RAW DATA
* * * * *

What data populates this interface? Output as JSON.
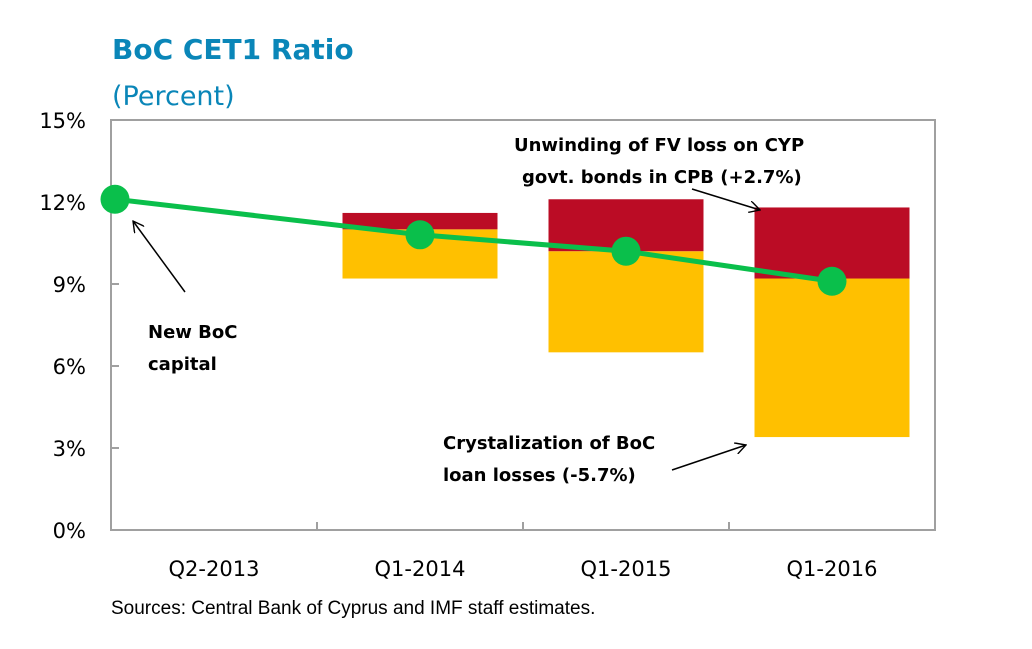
{
  "chart_data": {
    "type": "bar",
    "title": "BoC CET1 Ratio",
    "subtitle": "(Percent)",
    "xlabel": "",
    "ylabel": "",
    "ylim": [
      0,
      15
    ],
    "yticks": [
      0,
      3,
      6,
      9,
      12,
      15
    ],
    "ytick_labels": [
      "0%",
      "3%",
      "6%",
      "9%",
      "12%",
      "15%"
    ],
    "categories": [
      "Q2-2013",
      "Q1-2014",
      "Q1-2015",
      "Q1-2016"
    ],
    "grid": false,
    "floating_bars": [
      {
        "category": "Q1-2014",
        "loan_loss_range": [
          9.2,
          11.0
        ],
        "fv_unwind_range": [
          11.0,
          11.6
        ]
      },
      {
        "category": "Q1-2015",
        "loan_loss_range": [
          6.5,
          10.2
        ],
        "fv_unwind_range": [
          10.2,
          12.1
        ]
      },
      {
        "category": "Q1-2016",
        "loan_loss_range": [
          3.4,
          9.2
        ],
        "fv_unwind_range": [
          9.2,
          11.8
        ]
      }
    ],
    "series": [
      {
        "name": "CET1 ratio",
        "type": "line",
        "values": [
          12.1,
          10.8,
          10.2,
          9.1
        ]
      }
    ],
    "colors": {
      "loan_loss": "#ffc000",
      "fv_unwind": "#bb0c25",
      "line": "#0abf4b",
      "title": "#0a86b8",
      "axis": "#a0a0a0"
    },
    "annotations": [
      {
        "id": "new-capital",
        "lines": [
          "New BoC",
          "capital"
        ],
        "points_to": "Q2-2013"
      },
      {
        "id": "fv-unwind",
        "lines": [
          "Unwinding of FV loss on CYP",
          "govt. bonds in CPB  (+2.7%)"
        ],
        "points_to": "Q1-2016 red segment"
      },
      {
        "id": "loan-loss",
        "lines": [
          "Crystalization of BoC",
          "loan losses (-5.7%)"
        ],
        "points_to": "Q1-2016 yellow segment"
      }
    ],
    "source": "Sources: Central Bank of Cyprus and IMF staff estimates."
  }
}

* * * * *

EXERCISE DIRECTIONS
Transcribe the whole listing exactly. Pictures are excluded.

RESULT BELOW
What data populates this interface? Output as JSON.
{
  "chart_data": {
    "type": "bar",
    "title": "BoC CET1 Ratio",
    "subtitle": "(Percent)",
    "xlabel": "",
    "ylabel": "",
    "ylim": [
      0,
      15
    ],
    "yticks": [
      0,
      3,
      6,
      9,
      12,
      15
    ],
    "ytick_labels": [
      "0%",
      "3%",
      "6%",
      "9%",
      "12%",
      "15%"
    ],
    "categories": [
      "Q2-2013",
      "Q1-2014",
      "Q1-2015",
      "Q1-2016"
    ],
    "grid": false,
    "floating_bars": [
      {
        "category": "Q1-2014",
        "loan_loss_range": [
          9.2,
          11.0
        ],
        "fv_unwind_range": [
          11.0,
          11.6
        ]
      },
      {
        "category": "Q1-2015",
        "loan_loss_range": [
          6.5,
          10.2
        ],
        "fv_unwind_range": [
          10.2,
          12.1
        ]
      },
      {
        "category": "Q1-2016",
        "loan_loss_range": [
          3.4,
          9.2
        ],
        "fv_unwind_range": [
          9.2,
          11.8
        ]
      }
    ],
    "series": [
      {
        "name": "CET1 ratio",
        "type": "line",
        "values": [
          12.1,
          10.8,
          10.2,
          9.1
        ]
      }
    ],
    "colors": {
      "loan_loss": "#ffc000",
      "fv_unwind": "#bb0c25",
      "line": "#0abf4b",
      "title": "#0a86b8",
      "axis": "#a0a0a0"
    },
    "annotations": [
      {
        "id": "new-capital",
        "lines": [
          "New BoC",
          "capital"
        ],
        "points_to": "Q2-2013"
      },
      {
        "id": "fv-unwind",
        "lines": [
          "Unwinding of FV loss on CYP",
          "govt. bonds in CPB  (+2.7%)"
        ],
        "points_to": "Q1-2016 red segment"
      },
      {
        "id": "loan-loss",
        "lines": [
          "Crystalization of BoC",
          "loan losses (-5.7%)"
        ],
        "points_to": "Q1-2016 yellow segment"
      }
    ],
    "source": "Sources: Central Bank of Cyprus and IMF staff estimates."
  }
}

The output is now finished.